--- START OF The data ---
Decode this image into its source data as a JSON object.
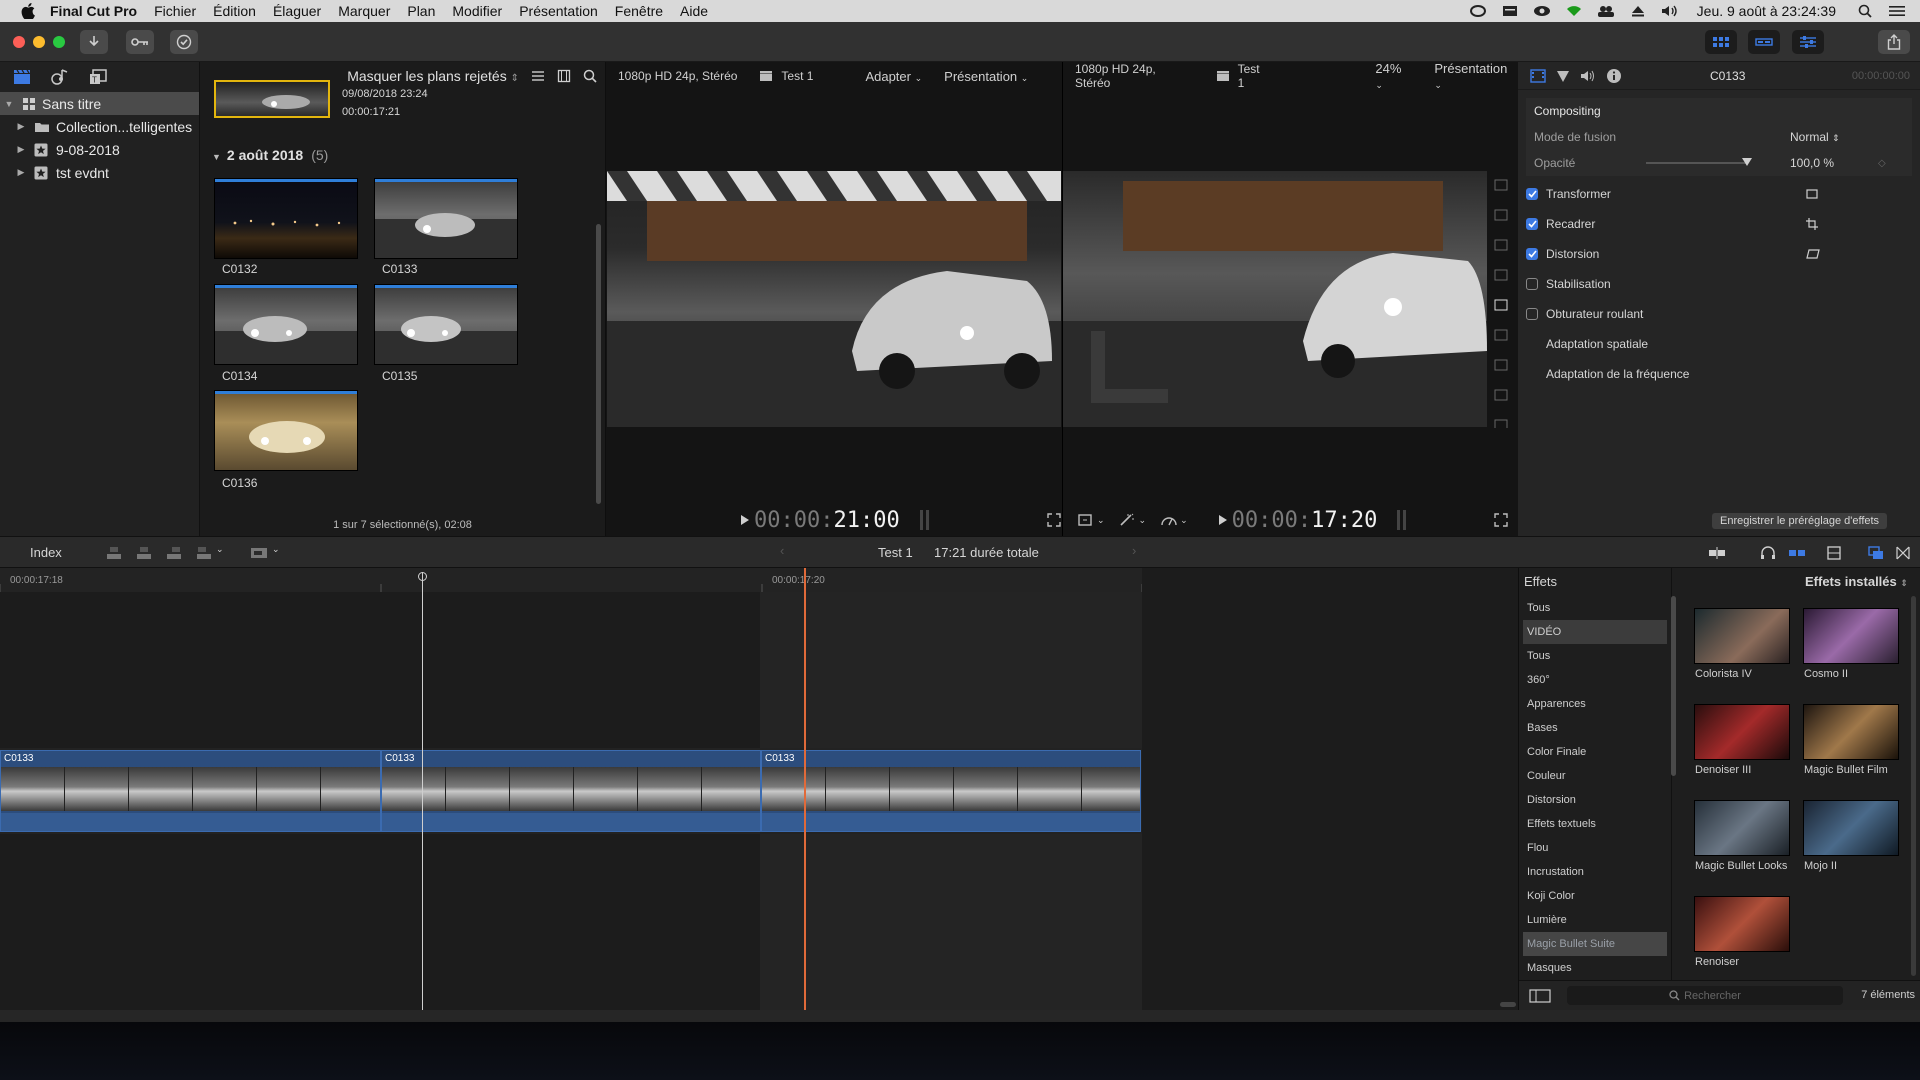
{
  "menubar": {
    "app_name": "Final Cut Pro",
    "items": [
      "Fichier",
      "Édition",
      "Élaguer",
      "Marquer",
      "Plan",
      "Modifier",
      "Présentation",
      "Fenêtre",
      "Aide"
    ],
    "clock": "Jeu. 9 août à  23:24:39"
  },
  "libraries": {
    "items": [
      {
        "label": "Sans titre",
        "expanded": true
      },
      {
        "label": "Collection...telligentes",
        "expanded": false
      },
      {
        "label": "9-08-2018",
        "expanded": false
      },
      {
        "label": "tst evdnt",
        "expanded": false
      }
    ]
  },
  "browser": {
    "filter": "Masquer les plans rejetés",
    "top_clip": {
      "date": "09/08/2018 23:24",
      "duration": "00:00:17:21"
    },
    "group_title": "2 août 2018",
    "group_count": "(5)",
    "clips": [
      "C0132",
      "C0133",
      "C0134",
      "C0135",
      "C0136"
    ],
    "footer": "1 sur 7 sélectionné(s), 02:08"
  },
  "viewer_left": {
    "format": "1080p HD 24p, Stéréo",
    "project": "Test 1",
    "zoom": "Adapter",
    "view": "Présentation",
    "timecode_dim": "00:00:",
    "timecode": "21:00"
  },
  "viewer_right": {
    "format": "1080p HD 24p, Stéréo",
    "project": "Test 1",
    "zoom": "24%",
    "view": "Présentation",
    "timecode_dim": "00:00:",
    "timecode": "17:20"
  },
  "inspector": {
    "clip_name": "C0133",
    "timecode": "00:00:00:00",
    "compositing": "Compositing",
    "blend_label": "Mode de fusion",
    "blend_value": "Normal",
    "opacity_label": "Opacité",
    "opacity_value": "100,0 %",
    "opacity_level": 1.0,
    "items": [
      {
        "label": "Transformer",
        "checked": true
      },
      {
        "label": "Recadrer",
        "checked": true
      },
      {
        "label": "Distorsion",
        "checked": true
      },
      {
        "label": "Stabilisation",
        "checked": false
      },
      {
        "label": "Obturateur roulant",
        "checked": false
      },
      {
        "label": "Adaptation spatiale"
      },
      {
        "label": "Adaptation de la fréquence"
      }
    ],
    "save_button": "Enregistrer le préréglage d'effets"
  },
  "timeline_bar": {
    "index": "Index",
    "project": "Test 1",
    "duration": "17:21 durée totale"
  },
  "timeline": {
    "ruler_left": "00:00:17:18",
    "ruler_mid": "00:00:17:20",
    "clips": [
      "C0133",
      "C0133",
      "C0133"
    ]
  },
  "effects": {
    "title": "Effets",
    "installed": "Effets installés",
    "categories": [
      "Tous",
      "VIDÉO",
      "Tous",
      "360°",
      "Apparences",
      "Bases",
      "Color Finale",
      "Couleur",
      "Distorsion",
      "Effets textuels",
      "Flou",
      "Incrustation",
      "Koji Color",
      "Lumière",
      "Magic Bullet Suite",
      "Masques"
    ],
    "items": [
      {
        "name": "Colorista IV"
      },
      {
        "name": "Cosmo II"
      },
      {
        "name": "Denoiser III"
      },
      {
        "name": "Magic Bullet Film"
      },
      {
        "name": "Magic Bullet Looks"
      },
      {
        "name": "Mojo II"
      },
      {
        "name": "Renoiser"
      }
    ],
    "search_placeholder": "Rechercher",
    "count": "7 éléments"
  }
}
--- END OF The data ---
--- START OF The data ---
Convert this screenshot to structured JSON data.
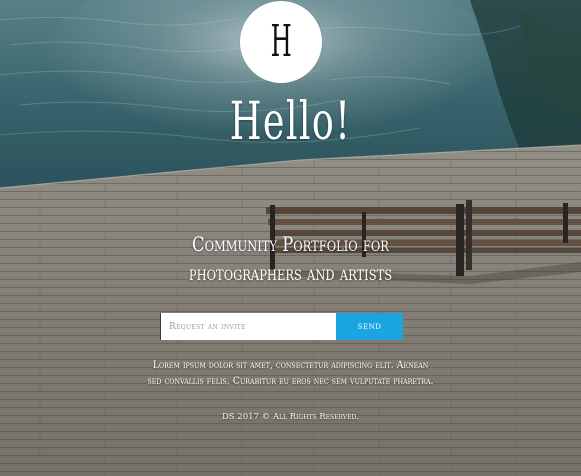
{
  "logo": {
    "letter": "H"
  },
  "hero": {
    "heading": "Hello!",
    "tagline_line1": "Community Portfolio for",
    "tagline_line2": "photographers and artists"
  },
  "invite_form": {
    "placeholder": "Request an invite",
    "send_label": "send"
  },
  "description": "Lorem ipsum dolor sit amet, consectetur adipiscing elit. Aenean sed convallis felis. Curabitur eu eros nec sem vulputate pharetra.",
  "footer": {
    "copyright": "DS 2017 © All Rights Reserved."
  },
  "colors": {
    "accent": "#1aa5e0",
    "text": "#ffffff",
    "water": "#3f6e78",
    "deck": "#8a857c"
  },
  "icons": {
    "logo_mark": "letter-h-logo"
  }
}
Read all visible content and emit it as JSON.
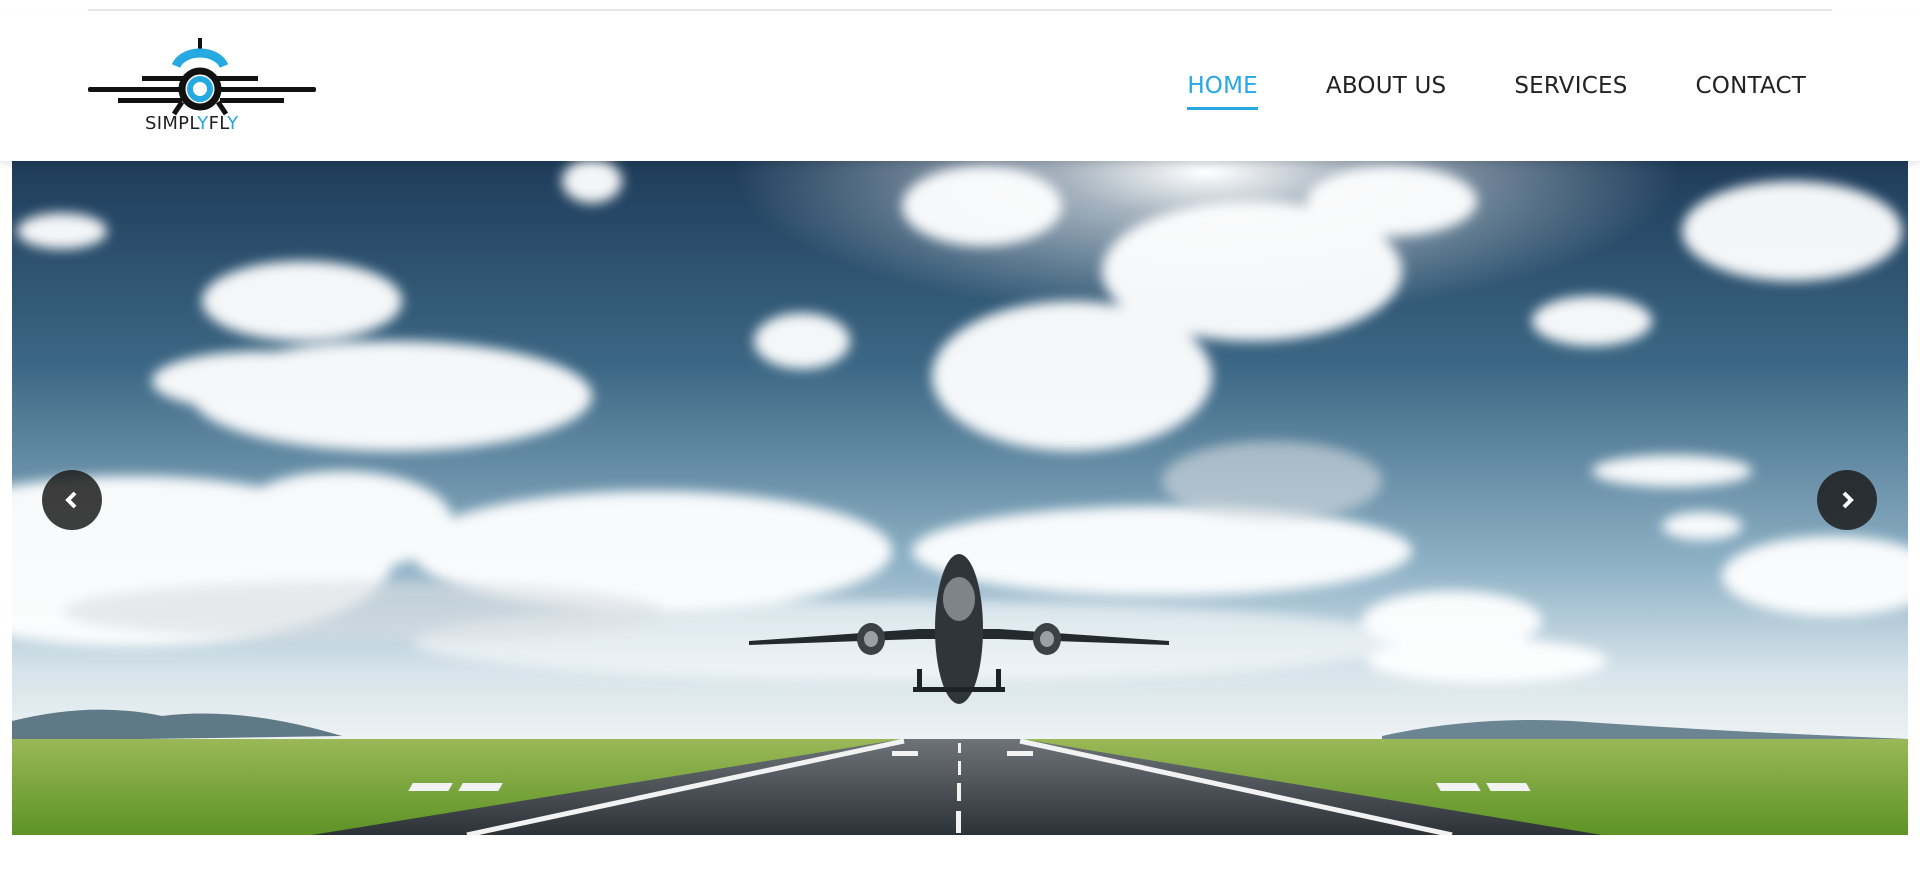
--- END OF The data ---
## Task
Gather all lines of the records that include the word "Bullet".

## Written response
      "Magic Bullet Suite",
        "name": "Magic Bullet Film"
        "name": "Magic Bullet Looks"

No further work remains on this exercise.